§ **WHAT TO WORK ON**
Beginning with the line containing "Transcribe this image's" and ending with the last line of the records, set down every line exactly.

§ **DATASET**

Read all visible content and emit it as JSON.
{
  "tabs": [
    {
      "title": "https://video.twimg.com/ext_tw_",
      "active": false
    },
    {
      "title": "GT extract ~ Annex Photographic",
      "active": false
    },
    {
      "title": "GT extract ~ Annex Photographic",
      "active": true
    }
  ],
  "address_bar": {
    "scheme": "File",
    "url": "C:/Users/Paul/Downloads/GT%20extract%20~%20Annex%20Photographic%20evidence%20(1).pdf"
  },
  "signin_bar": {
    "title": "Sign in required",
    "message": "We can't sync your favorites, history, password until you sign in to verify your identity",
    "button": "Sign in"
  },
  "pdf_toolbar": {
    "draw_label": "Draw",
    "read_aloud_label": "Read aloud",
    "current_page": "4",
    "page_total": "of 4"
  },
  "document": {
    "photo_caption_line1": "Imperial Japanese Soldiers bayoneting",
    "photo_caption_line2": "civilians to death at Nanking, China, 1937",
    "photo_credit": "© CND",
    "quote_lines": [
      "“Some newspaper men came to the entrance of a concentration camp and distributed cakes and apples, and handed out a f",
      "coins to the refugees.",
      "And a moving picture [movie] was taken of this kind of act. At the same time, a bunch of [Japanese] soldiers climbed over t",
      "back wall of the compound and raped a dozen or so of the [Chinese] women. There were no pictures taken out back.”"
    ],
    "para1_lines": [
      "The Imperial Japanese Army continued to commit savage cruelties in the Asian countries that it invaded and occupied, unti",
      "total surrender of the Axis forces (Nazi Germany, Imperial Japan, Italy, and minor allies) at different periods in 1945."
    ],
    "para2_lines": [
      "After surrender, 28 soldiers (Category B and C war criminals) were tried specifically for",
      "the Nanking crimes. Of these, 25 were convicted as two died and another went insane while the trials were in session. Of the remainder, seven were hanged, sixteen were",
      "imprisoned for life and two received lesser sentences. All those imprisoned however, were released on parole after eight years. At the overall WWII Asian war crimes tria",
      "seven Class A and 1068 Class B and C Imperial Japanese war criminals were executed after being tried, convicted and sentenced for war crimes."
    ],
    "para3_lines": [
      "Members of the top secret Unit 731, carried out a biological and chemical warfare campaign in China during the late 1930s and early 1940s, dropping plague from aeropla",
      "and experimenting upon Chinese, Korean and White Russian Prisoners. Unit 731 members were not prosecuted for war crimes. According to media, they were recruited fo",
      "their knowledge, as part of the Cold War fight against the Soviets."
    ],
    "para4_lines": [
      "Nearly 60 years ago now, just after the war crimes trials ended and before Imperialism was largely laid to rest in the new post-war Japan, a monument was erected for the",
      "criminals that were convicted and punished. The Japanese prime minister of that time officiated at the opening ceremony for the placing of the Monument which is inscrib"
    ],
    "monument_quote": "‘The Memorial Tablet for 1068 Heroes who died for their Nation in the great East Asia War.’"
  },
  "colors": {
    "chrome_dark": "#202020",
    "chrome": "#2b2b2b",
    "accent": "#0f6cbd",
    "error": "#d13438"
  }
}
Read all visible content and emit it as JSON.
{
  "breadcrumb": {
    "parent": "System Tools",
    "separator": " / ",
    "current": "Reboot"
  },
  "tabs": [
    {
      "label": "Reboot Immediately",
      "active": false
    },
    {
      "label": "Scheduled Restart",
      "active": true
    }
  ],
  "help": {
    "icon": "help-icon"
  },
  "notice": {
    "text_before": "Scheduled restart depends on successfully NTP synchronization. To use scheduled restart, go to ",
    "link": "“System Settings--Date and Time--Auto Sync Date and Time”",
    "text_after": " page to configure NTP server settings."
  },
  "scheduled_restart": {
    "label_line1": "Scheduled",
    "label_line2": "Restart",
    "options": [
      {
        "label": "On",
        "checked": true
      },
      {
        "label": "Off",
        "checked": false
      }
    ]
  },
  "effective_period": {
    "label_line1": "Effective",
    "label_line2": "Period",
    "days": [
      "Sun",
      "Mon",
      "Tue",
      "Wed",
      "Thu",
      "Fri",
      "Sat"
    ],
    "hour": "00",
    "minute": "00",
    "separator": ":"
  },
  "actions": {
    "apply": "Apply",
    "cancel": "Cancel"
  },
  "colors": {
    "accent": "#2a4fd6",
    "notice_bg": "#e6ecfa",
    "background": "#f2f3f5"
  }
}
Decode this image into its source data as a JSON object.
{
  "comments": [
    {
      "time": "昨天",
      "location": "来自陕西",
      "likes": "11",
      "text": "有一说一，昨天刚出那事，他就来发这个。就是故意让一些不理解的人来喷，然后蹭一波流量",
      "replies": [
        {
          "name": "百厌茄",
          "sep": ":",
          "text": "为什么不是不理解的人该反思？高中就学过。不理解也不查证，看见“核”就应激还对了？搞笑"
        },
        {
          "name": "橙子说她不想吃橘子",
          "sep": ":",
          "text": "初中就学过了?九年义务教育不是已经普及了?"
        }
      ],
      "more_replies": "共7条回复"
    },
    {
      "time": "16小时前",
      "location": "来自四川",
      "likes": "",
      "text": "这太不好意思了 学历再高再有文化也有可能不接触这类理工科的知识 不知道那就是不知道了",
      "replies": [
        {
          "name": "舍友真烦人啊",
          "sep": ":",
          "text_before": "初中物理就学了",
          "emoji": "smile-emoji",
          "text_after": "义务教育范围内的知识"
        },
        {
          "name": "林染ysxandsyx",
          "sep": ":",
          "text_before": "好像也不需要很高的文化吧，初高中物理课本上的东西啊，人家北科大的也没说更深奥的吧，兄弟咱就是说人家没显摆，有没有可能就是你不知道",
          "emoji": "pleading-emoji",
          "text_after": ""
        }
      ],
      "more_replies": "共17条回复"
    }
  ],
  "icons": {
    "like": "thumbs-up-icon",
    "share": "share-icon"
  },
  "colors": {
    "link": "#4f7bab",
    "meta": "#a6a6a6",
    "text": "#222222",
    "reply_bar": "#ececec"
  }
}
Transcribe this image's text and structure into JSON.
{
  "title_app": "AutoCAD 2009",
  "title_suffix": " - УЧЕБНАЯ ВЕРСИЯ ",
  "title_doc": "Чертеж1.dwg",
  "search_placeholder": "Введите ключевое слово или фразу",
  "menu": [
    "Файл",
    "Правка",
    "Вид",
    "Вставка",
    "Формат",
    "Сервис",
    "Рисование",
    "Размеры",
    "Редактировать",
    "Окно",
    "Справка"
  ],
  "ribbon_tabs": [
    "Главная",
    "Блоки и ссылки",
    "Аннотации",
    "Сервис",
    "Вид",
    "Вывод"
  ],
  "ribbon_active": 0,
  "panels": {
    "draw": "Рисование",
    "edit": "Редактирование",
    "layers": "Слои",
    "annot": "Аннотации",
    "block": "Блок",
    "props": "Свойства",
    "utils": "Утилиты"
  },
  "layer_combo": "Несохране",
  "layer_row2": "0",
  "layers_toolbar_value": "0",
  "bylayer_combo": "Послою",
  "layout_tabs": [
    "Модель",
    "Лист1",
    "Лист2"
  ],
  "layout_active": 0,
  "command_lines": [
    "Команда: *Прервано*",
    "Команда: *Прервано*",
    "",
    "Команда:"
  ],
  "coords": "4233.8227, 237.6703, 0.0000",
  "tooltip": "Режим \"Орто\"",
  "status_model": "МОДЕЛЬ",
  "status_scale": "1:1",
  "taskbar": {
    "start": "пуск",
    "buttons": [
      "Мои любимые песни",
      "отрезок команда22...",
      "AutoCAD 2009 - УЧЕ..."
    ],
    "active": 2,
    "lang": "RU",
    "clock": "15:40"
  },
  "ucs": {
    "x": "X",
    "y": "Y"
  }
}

§ **COMPLETE OUTPUT**
Transcribe this image's text and structure into JSON.
{
  "title_app": "AutoCAD 2009",
  "title_suffix": " - УЧЕБНАЯ ВЕРСИЯ ",
  "title_doc": "Чертеж1.dwg",
  "search_placeholder": "Введите ключевое слово или фразу",
  "menu": [
    "Файл",
    "Правка",
    "Вид",
    "Вставка",
    "Формат",
    "Сервис",
    "Рисование",
    "Размеры",
    "Редактировать",
    "Окно",
    "Справка"
  ],
  "ribbon_tabs": [
    "Главная",
    "Блоки и ссылки",
    "Аннотации",
    "Сервис",
    "Вид",
    "Вывод"
  ],
  "ribbon_active": 0,
  "panels": {
    "draw": "Рисование",
    "edit": "Редактирование",
    "layers": "Слои",
    "annot": "Аннотации",
    "block": "Блок",
    "props": "Свойства",
    "utils": "Утилиты"
  },
  "layer_combo": "Несохране",
  "layer_row2": "0",
  "layers_toolbar_value": "0",
  "bylayer_combo": "Послою",
  "layout_tabs": [
    "Модель",
    "Лист1",
    "Лист2"
  ],
  "layout_active": 0,
  "command_lines": [
    "Команда: *Прервано*",
    "Команда: *Прервано*",
    "",
    "Команда:"
  ],
  "coords": "4233.8227, 237.6703, 0.0000",
  "tooltip": "Режим \"Орто\"",
  "status_model": "МОДЕЛЬ",
  "status_scale": "1:1",
  "taskbar": {
    "start": "пуск",
    "buttons": [
      "Мои любимые песни",
      "отрезок команда22...",
      "AutoCAD 2009 - УЧЕ..."
    ],
    "active": 2,
    "lang": "RU",
    "clock": "15:40"
  },
  "ucs": {
    "x": "X",
    "y": "Y"
  }
}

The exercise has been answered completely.